[START Entries provided]

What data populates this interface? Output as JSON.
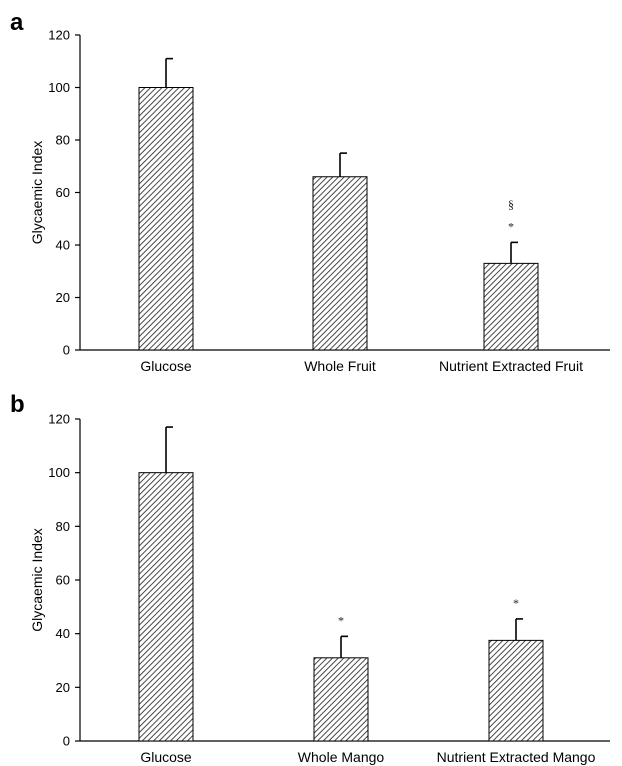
{
  "chart_data": [
    {
      "type": "bar",
      "panel_label": "a",
      "title": "",
      "xlabel": "",
      "ylabel": "Glycaemic Index",
      "ylim": [
        0,
        120
      ],
      "yticks": [
        0,
        20,
        40,
        60,
        80,
        100,
        120
      ],
      "categories": [
        "Glucose",
        "Whole Fruit",
        "Nutrient Extracted Fruit"
      ],
      "series": [
        {
          "values": [
            100,
            66,
            33
          ],
          "errors": [
            11,
            9,
            8
          ]
        }
      ],
      "annotations": [
        "",
        "",
        "§\n*"
      ],
      "grid": false,
      "legend": "none",
      "bar_fill": "diagonal-hatch"
    },
    {
      "type": "bar",
      "panel_label": "b",
      "title": "",
      "xlabel": "",
      "ylabel": "Glycaemic Index",
      "ylim": [
        0,
        120
      ],
      "yticks": [
        0,
        20,
        40,
        60,
        80,
        100,
        120
      ],
      "categories": [
        "Glucose",
        "Whole Mango",
        "Nutrient Extracted Mango"
      ],
      "series": [
        {
          "values": [
            100,
            31,
            37.5
          ],
          "errors": [
            17,
            8,
            8
          ]
        }
      ],
      "annotations": [
        "",
        "*",
        "*"
      ],
      "grid": false,
      "legend": "none",
      "bar_fill": "diagonal-hatch"
    }
  ]
}
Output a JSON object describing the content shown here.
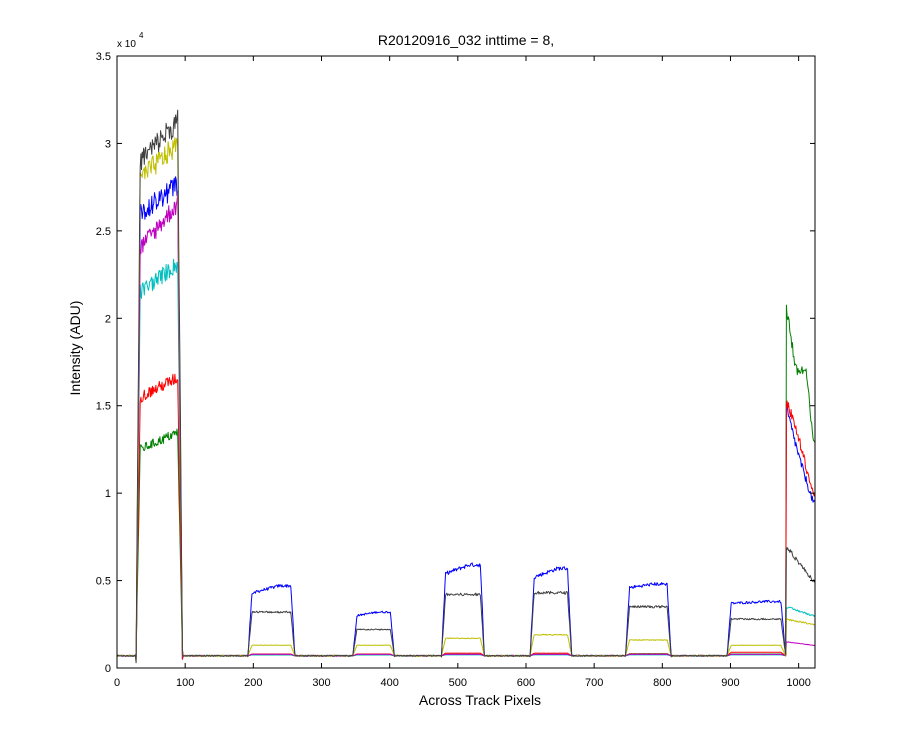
{
  "figure": {
    "title": "R20120916_032 inttime = 8,",
    "xlabel": "Across Track Pixels",
    "ylabel": "Intensity (ADU)",
    "exponent_prefix": "x 10",
    "exponent_power": "4"
  },
  "chart_data": {
    "type": "line",
    "title": "R20120916_032 inttime = 8,",
    "xlabel": "Across Track Pixels",
    "ylabel": "Intensity (ADU)",
    "y_multiplier": "x 10^4",
    "xlim": [
      0,
      1024
    ],
    "ylim": [
      0,
      35000
    ],
    "grid": false,
    "legend": "none",
    "x_ticks": [
      0,
      100,
      200,
      300,
      400,
      500,
      600,
      700,
      800,
      900,
      1000
    ],
    "x_tick_labels": [
      "0",
      "100",
      "200",
      "300",
      "400",
      "500",
      "600",
      "700",
      "800",
      "900",
      "1000"
    ],
    "y_ticks": [
      0,
      5000,
      10000,
      15000,
      20000,
      25000,
      30000,
      35000
    ],
    "y_tick_labels": [
      "0",
      "0.5",
      "1",
      "1.5",
      "2",
      "2.5",
      "3",
      "3.5"
    ],
    "baseline": 700,
    "edges": [
      [
        28,
        34,
        89,
        96
      ],
      [
        192,
        198,
        255,
        261
      ],
      [
        346,
        352,
        401,
        407
      ],
      [
        476,
        482,
        533,
        539
      ],
      [
        606,
        612,
        661,
        667
      ],
      [
        746,
        752,
        807,
        813
      ],
      [
        895,
        901,
        974,
        981
      ],
      [
        978,
        981,
        1024,
        1025
      ]
    ],
    "series": [
      {
        "color": "#0000ff",
        "levels": [
          [
            [
              0,
              26000
            ],
            [
              85,
              28500
            ]
          ],
          [
            [
              0,
              4300
            ],
            [
              40,
              4700
            ]
          ],
          [
            [
              0,
              3000
            ],
            [
              30,
              3200
            ]
          ],
          [
            [
              0,
              5400
            ],
            [
              35,
              5900
            ]
          ],
          [
            [
              0,
              5200
            ],
            [
              35,
              5700
            ]
          ],
          [
            [
              0,
              4600
            ],
            [
              35,
              4800
            ]
          ],
          [
            [
              0,
              3700
            ],
            [
              50,
              3800
            ]
          ],
          [
            [
              0,
              15000
            ],
            [
              20,
              12000
            ],
            [
              40,
              9500
            ]
          ]
        ]
      },
      {
        "color": "#008000",
        "levels": [
          [
            [
              0,
              12500
            ],
            [
              85,
              14000
            ]
          ],
          [
            [
              0,
              750
            ]
          ],
          [
            [
              0,
              750
            ]
          ],
          [
            [
              0,
              780
            ]
          ],
          [
            [
              0,
              780
            ]
          ],
          [
            [
              0,
              820
            ]
          ],
          [
            [
              0,
              800
            ]
          ],
          [
            [
              0,
              21000
            ],
            [
              15,
              17000
            ],
            [
              30,
              17000
            ],
            [
              40,
              13000
            ]
          ]
        ]
      },
      {
        "color": "#ff0000",
        "levels": [
          [
            [
              0,
              15500
            ],
            [
              85,
              17200
            ]
          ],
          [
            [
              0,
              800
            ]
          ],
          [
            [
              0,
              800
            ]
          ],
          [
            [
              0,
              850
            ]
          ],
          [
            [
              0,
              850
            ]
          ],
          [
            [
              0,
              800
            ]
          ],
          [
            [
              0,
              900
            ]
          ],
          [
            [
              0,
              15500
            ],
            [
              20,
              13000
            ],
            [
              40,
              10000
            ]
          ]
        ]
      },
      {
        "color": "#00bfbf",
        "levels": [
          [
            [
              0,
              21500
            ],
            [
              85,
              24000
            ]
          ],
          [
            [
              0,
              750
            ]
          ],
          [
            [
              0,
              750
            ]
          ],
          [
            [
              0,
              750
            ]
          ],
          [
            [
              0,
              750
            ]
          ],
          [
            [
              0,
              750
            ]
          ],
          [
            [
              0,
              750
            ]
          ],
          [
            [
              0,
              3500
            ],
            [
              40,
              3000
            ]
          ]
        ]
      },
      {
        "color": "#bf00bf",
        "levels": [
          [
            [
              0,
              24000
            ],
            [
              85,
              28000
            ]
          ],
          [
            [
              0,
              780
            ]
          ],
          [
            [
              0,
              780
            ]
          ],
          [
            [
              0,
              780
            ]
          ],
          [
            [
              0,
              780
            ]
          ],
          [
            [
              0,
              780
            ]
          ],
          [
            [
              0,
              780
            ]
          ],
          [
            [
              0,
              1500
            ],
            [
              40,
              1300
            ]
          ]
        ]
      },
      {
        "color": "#bfbf00",
        "levels": [
          [
            [
              0,
              28000
            ],
            [
              85,
              31000
            ]
          ],
          [
            [
              0,
              1300
            ]
          ],
          [
            [
              0,
              1300
            ]
          ],
          [
            [
              0,
              1700
            ]
          ],
          [
            [
              0,
              1900
            ]
          ],
          [
            [
              0,
              1600
            ]
          ],
          [
            [
              0,
              1300
            ]
          ],
          [
            [
              0,
              2800
            ],
            [
              40,
              2500
            ]
          ]
        ]
      },
      {
        "color": "#404040",
        "levels": [
          [
            [
              0,
              29000
            ],
            [
              85,
              32500
            ]
          ],
          [
            [
              0,
              3200
            ]
          ],
          [
            [
              0,
              2200
            ]
          ],
          [
            [
              0,
              4200
            ]
          ],
          [
            [
              0,
              4300
            ]
          ],
          [
            [
              0,
              3500
            ]
          ],
          [
            [
              0,
              2800
            ]
          ],
          [
            [
              0,
              7000
            ],
            [
              40,
              5000
            ]
          ]
        ]
      }
    ]
  }
}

[END Entries provided]

All records above are to be printed exactly, minus the pictures they contain.

- **Final answer**:
What data populates this interface? Output as JSON.
{
  "chart_data": [
    {
      "type": "bar",
      "panel_label": "a",
      "title": "",
      "xlabel": "",
      "ylabel": "Glycaemic Index",
      "ylim": [
        0,
        120
      ],
      "yticks": [
        0,
        20,
        40,
        60,
        80,
        100,
        120
      ],
      "categories": [
        "Glucose",
        "Whole Fruit",
        "Nutrient Extracted Fruit"
      ],
      "series": [
        {
          "values": [
            100,
            66,
            33
          ],
          "errors": [
            11,
            9,
            8
          ]
        }
      ],
      "annotations": [
        "",
        "",
        "§\n*"
      ],
      "grid": false,
      "legend": "none",
      "bar_fill": "diagonal-hatch"
    },
    {
      "type": "bar",
      "panel_label": "b",
      "title": "",
      "xlabel": "",
      "ylabel": "Glycaemic Index",
      "ylim": [
        0,
        120
      ],
      "yticks": [
        0,
        20,
        40,
        60,
        80,
        100,
        120
      ],
      "categories": [
        "Glucose",
        "Whole Mango",
        "Nutrient Extracted Mango"
      ],
      "series": [
        {
          "values": [
            100,
            31,
            37.5
          ],
          "errors": [
            17,
            8,
            8
          ]
        }
      ],
      "annotations": [
        "",
        "*",
        "*"
      ],
      "grid": false,
      "legend": "none",
      "bar_fill": "diagonal-hatch"
    }
  ]
}
Output a JSON object describing the content shown here.
{
  "figure": {
    "title": "R20120916_032 inttime = 8,",
    "xlabel": "Across Track Pixels",
    "ylabel": "Intensity (ADU)",
    "exponent_prefix": "x 10",
    "exponent_power": "4"
  },
  "chart_data": {
    "type": "line",
    "title": "R20120916_032 inttime = 8,",
    "xlabel": "Across Track Pixels",
    "ylabel": "Intensity (ADU)",
    "y_multiplier": "x 10^4",
    "xlim": [
      0,
      1024
    ],
    "ylim": [
      0,
      35000
    ],
    "grid": false,
    "legend": "none",
    "x_ticks": [
      0,
      100,
      200,
      300,
      400,
      500,
      600,
      700,
      800,
      900,
      1000
    ],
    "x_tick_labels": [
      "0",
      "100",
      "200",
      "300",
      "400",
      "500",
      "600",
      "700",
      "800",
      "900",
      "1000"
    ],
    "y_ticks": [
      0,
      5000,
      10000,
      15000,
      20000,
      25000,
      30000,
      35000
    ],
    "y_tick_labels": [
      "0",
      "0.5",
      "1",
      "1.5",
      "2",
      "2.5",
      "3",
      "3.5"
    ],
    "baseline": 700,
    "edges": [
      [
        28,
        34,
        89,
        96
      ],
      [
        192,
        198,
        255,
        261
      ],
      [
        346,
        352,
        401,
        407
      ],
      [
        476,
        482,
        533,
        539
      ],
      [
        606,
        612,
        661,
        667
      ],
      [
        746,
        752,
        807,
        813
      ],
      [
        895,
        901,
        974,
        981
      ],
      [
        978,
        981,
        1024,
        1025
      ]
    ],
    "series": [
      {
        "color": "#0000ff",
        "levels": [
          [
            [
              0,
              26000
            ],
            [
              85,
              28500
            ]
          ],
          [
            [
              0,
              4300
            ],
            [
              40,
              4700
            ]
          ],
          [
            [
              0,
              3000
            ],
            [
              30,
              3200
            ]
          ],
          [
            [
              0,
              5400
            ],
            [
              35,
              5900
            ]
          ],
          [
            [
              0,
              5200
            ],
            [
              35,
              5700
            ]
          ],
          [
            [
              0,
              4600
            ],
            [
              35,
              4800
            ]
          ],
          [
            [
              0,
              3700
            ],
            [
              50,
              3800
            ]
          ],
          [
            [
              0,
              15000
            ],
            [
              20,
              12000
            ],
            [
              40,
              9500
            ]
          ]
        ]
      },
      {
        "color": "#008000",
        "levels": [
          [
            [
              0,
              12500
            ],
            [
              85,
              14000
            ]
          ],
          [
            [
              0,
              750
            ]
          ],
          [
            [
              0,
              750
            ]
          ],
          [
            [
              0,
              780
            ]
          ],
          [
            [
              0,
              780
            ]
          ],
          [
            [
              0,
              820
            ]
          ],
          [
            [
              0,
              800
            ]
          ],
          [
            [
              0,
              21000
            ],
            [
              15,
              17000
            ],
            [
              30,
              17000
            ],
            [
              40,
              13000
            ]
          ]
        ]
      },
      {
        "color": "#ff0000",
        "levels": [
          [
            [
              0,
              15500
            ],
            [
              85,
              17200
            ]
          ],
          [
            [
              0,
              800
            ]
          ],
          [
            [
              0,
              800
            ]
          ],
          [
            [
              0,
              850
            ]
          ],
          [
            [
              0,
              850
            ]
          ],
          [
            [
              0,
              800
            ]
          ],
          [
            [
              0,
              900
            ]
          ],
          [
            [
              0,
              15500
            ],
            [
              20,
              13000
            ],
            [
              40,
              10000
            ]
          ]
        ]
      },
      {
        "color": "#00bfbf",
        "levels": [
          [
            [
              0,
              21500
            ],
            [
              85,
              24000
            ]
          ],
          [
            [
              0,
              750
            ]
          ],
          [
            [
              0,
              750
            ]
          ],
          [
            [
              0,
              750
            ]
          ],
          [
            [
              0,
              750
            ]
          ],
          [
            [
              0,
              750
            ]
          ],
          [
            [
              0,
              750
            ]
          ],
          [
            [
              0,
              3500
            ],
            [
              40,
              3000
            ]
          ]
        ]
      },
      {
        "color": "#bf00bf",
        "levels": [
          [
            [
              0,
              24000
            ],
            [
              85,
              28000
            ]
          ],
          [
            [
              0,
              780
            ]
          ],
          [
            [
              0,
              780
            ]
          ],
          [
            [
              0,
              780
            ]
          ],
          [
            [
              0,
              780
            ]
          ],
          [
            [
              0,
              780
            ]
          ],
          [
            [
              0,
              780
            ]
          ],
          [
            [
              0,
              1500
            ],
            [
              40,
              1300
            ]
          ]
        ]
      },
      {
        "color": "#bfbf00",
        "levels": [
          [
            [
              0,
              28000
            ],
            [
              85,
              31000
            ]
          ],
          [
            [
              0,
              1300
            ]
          ],
          [
            [
              0,
              1300
            ]
          ],
          [
            [
              0,
              1700
            ]
          ],
          [
            [
              0,
              1900
            ]
          ],
          [
            [
              0,
              1600
            ]
          ],
          [
            [
              0,
              1300
            ]
          ],
          [
            [
              0,
              2800
            ],
            [
              40,
              2500
            ]
          ]
        ]
      },
      {
        "color": "#404040",
        "levels": [
          [
            [
              0,
              29000
            ],
            [
              85,
              32500
            ]
          ],
          [
            [
              0,
              3200
            ]
          ],
          [
            [
              0,
              2200
            ]
          ],
          [
            [
              0,
              4200
            ]
          ],
          [
            [
              0,
              4300
            ]
          ],
          [
            [
              0,
              3500
            ]
          ],
          [
            [
              0,
              2800
            ]
          ],
          [
            [
              0,
              7000
            ],
            [
              40,
              5000
            ]
          ]
        ]
      }
    ]
  }
}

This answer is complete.